■ **Set problem**
Reproduce every line of the records below without any change, but leave out the pictures.

━━━ Dataset

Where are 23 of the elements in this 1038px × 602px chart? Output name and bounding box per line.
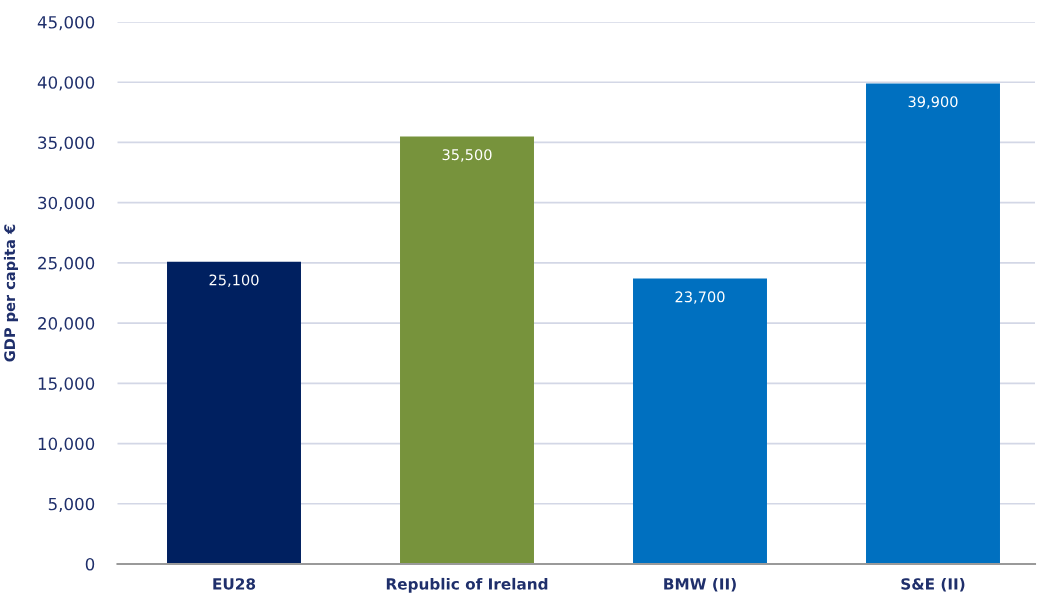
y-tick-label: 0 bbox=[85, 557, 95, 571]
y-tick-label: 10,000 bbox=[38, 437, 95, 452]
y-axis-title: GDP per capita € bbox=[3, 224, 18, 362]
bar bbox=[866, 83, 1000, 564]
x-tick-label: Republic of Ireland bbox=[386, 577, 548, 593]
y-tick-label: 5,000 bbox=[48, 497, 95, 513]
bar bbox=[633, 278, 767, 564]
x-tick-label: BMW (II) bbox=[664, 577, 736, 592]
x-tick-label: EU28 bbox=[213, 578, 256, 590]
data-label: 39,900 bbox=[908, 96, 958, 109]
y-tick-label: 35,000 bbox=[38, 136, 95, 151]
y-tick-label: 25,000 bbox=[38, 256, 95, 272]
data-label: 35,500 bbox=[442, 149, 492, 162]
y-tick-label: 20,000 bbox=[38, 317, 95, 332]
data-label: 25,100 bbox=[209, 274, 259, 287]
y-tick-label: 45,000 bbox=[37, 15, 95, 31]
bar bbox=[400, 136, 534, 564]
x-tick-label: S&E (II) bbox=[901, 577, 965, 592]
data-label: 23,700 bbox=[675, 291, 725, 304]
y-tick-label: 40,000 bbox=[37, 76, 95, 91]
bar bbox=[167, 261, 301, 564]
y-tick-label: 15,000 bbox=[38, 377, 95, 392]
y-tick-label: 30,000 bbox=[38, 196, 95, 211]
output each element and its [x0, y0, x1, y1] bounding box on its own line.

━━━━━━

■ **Completed exercise**
Where are 23 of the elements in this 1038px × 602px chart? Output name and bounding box per line.
y-tick-label: 0 bbox=[85, 557, 95, 571]
y-tick-label: 10,000 bbox=[38, 437, 95, 452]
y-axis-title: GDP per capita € bbox=[3, 224, 18, 362]
bar bbox=[866, 83, 1000, 564]
x-tick-label: Republic of Ireland bbox=[386, 577, 548, 593]
y-tick-label: 5,000 bbox=[48, 497, 95, 513]
bar bbox=[633, 278, 767, 564]
x-tick-label: BMW (II) bbox=[664, 577, 736, 592]
x-tick-label: EU28 bbox=[213, 578, 256, 590]
data-label: 39,900 bbox=[908, 96, 958, 109]
y-tick-label: 35,000 bbox=[38, 136, 95, 151]
y-tick-label: 25,000 bbox=[38, 256, 95, 272]
data-label: 35,500 bbox=[442, 149, 492, 162]
y-tick-label: 20,000 bbox=[38, 317, 95, 332]
data-label: 25,100 bbox=[209, 274, 259, 287]
y-tick-label: 45,000 bbox=[37, 15, 95, 31]
bar bbox=[400, 136, 534, 564]
x-tick-label: S&E (II) bbox=[901, 577, 965, 592]
data-label: 23,700 bbox=[675, 291, 725, 304]
y-tick-label: 40,000 bbox=[37, 76, 95, 91]
bar bbox=[167, 261, 301, 564]
y-tick-label: 15,000 bbox=[38, 377, 95, 392]
y-tick-label: 30,000 bbox=[38, 196, 95, 211]
output each element and its [x0, y0, x1, y1] bounding box on its own line.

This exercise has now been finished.